■ **MATERIAL TO PROCESS**

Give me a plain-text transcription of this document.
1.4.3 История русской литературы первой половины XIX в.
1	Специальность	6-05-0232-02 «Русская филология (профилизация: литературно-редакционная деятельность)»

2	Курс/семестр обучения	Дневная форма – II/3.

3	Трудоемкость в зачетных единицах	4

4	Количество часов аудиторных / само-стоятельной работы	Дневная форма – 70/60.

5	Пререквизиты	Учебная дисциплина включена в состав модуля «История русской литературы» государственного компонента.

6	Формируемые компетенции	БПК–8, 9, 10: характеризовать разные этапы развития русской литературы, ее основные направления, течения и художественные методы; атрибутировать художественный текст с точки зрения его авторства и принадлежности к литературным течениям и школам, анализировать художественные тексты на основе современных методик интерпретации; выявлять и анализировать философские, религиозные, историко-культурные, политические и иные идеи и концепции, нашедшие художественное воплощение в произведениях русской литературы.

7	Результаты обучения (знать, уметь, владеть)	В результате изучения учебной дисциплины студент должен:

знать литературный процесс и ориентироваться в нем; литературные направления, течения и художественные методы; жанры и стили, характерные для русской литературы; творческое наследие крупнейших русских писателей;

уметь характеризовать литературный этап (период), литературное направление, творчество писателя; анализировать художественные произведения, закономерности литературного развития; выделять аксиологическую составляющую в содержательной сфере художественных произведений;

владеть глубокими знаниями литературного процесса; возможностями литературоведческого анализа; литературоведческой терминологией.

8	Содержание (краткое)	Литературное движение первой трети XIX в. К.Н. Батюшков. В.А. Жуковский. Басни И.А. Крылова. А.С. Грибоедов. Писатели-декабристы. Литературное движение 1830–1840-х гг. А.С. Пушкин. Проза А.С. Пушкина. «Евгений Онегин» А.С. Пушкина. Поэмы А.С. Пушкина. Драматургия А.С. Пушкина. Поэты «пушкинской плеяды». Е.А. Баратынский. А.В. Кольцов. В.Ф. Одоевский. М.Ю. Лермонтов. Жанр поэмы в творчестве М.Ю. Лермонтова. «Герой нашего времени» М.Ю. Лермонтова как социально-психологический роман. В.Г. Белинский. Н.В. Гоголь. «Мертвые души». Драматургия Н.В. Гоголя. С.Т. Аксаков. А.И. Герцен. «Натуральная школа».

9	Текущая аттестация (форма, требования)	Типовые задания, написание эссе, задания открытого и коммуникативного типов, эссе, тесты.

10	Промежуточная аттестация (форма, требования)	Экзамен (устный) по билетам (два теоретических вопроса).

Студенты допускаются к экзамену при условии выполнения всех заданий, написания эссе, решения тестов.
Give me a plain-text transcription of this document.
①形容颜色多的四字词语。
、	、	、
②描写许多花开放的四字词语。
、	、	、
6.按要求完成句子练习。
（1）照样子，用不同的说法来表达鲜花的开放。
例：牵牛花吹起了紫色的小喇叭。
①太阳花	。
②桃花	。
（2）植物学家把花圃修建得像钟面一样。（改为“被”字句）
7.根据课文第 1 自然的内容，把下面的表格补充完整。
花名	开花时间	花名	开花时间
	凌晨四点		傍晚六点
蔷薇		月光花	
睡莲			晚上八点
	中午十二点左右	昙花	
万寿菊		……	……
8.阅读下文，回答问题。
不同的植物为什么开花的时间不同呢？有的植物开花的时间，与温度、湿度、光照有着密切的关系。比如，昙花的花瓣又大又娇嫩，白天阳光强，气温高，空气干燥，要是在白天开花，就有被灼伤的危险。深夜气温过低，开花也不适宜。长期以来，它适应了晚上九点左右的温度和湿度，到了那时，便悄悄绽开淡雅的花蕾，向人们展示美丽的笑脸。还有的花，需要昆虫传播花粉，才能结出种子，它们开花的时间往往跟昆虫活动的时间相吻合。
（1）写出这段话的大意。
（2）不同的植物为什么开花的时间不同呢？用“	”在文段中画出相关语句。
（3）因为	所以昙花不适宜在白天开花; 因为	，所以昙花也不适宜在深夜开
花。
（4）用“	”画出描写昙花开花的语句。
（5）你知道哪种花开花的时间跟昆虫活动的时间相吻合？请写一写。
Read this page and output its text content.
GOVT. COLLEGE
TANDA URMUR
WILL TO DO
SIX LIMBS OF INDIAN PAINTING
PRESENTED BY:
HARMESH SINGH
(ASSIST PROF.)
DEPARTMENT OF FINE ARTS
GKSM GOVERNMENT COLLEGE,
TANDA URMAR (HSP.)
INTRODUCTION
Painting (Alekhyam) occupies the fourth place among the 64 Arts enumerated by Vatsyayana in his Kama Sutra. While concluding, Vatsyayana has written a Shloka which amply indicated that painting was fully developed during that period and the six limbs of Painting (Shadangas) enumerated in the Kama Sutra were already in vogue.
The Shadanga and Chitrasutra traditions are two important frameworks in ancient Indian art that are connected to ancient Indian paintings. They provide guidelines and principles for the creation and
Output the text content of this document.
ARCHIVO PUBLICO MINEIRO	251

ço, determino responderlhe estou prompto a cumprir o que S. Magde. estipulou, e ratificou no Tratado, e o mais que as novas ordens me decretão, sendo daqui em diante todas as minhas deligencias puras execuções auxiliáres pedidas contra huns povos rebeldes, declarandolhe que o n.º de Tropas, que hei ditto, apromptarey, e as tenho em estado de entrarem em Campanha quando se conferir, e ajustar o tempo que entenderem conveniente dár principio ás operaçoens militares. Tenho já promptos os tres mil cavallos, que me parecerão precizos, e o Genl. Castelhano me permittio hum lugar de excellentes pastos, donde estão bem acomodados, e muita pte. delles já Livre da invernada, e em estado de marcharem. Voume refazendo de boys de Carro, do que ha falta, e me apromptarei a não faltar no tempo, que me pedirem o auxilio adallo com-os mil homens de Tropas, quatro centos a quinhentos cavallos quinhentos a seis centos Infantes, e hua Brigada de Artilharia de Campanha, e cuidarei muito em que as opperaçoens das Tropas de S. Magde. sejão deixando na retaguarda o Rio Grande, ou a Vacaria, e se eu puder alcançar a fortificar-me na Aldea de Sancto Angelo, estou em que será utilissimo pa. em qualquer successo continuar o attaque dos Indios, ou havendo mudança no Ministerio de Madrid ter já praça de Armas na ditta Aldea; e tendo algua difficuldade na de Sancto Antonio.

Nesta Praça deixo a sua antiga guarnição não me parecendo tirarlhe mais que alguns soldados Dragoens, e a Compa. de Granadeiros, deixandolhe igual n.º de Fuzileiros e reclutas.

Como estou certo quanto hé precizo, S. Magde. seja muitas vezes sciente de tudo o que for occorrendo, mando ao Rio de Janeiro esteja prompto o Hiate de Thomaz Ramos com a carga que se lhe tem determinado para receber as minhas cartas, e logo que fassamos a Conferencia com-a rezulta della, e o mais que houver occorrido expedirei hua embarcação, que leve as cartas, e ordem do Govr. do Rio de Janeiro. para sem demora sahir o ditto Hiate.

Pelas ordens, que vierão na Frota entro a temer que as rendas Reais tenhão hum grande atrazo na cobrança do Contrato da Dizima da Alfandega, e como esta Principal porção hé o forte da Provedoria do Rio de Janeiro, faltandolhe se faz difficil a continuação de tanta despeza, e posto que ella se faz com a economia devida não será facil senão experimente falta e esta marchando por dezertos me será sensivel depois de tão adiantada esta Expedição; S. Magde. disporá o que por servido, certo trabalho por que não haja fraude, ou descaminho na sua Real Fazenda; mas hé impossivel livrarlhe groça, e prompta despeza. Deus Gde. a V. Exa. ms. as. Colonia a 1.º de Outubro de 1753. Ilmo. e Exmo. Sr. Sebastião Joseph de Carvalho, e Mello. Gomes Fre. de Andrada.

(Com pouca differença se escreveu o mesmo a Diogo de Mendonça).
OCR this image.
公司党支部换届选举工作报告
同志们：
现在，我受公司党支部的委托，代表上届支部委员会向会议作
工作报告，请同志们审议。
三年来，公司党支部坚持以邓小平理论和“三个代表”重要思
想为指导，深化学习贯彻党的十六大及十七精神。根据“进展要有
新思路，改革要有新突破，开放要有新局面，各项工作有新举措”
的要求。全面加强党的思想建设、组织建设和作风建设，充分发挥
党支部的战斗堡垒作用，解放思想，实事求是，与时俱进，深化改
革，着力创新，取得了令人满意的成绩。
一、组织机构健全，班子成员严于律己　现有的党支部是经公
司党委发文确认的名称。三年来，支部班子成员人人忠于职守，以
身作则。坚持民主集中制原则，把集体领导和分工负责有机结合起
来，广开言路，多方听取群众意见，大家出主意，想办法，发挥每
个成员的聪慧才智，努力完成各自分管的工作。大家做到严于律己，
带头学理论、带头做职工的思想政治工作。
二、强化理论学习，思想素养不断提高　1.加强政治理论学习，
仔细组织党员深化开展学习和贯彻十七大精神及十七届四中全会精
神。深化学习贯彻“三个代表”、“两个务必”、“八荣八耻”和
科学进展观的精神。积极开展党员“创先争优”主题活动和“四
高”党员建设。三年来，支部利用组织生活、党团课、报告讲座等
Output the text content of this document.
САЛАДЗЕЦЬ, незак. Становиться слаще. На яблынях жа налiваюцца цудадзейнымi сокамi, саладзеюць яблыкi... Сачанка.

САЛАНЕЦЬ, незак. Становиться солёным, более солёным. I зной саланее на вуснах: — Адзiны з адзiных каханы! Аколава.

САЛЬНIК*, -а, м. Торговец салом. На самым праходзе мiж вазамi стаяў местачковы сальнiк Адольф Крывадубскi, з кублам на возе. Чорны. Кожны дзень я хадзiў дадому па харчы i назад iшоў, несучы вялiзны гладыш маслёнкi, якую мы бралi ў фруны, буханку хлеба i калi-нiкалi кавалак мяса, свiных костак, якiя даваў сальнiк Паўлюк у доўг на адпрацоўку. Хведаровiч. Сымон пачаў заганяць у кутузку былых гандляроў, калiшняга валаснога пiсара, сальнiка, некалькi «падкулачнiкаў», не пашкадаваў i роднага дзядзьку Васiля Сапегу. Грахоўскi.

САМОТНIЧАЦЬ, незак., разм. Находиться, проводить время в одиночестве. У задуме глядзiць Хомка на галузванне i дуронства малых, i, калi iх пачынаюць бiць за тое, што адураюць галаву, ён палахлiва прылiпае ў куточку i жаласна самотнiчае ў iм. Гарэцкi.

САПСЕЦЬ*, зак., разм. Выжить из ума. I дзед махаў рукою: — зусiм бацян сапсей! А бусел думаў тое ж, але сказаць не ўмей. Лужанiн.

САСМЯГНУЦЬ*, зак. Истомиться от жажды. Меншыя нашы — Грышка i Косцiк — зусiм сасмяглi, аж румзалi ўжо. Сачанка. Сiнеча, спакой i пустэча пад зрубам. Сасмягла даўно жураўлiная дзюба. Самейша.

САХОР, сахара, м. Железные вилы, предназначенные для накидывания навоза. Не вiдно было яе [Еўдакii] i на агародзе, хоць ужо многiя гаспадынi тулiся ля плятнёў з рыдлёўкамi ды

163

■ **YOUR GOAL**
Of all the lines above, how many contain the word "COLLEGE"? Answer with only the number.

■ **ANSWER IN FULL**
2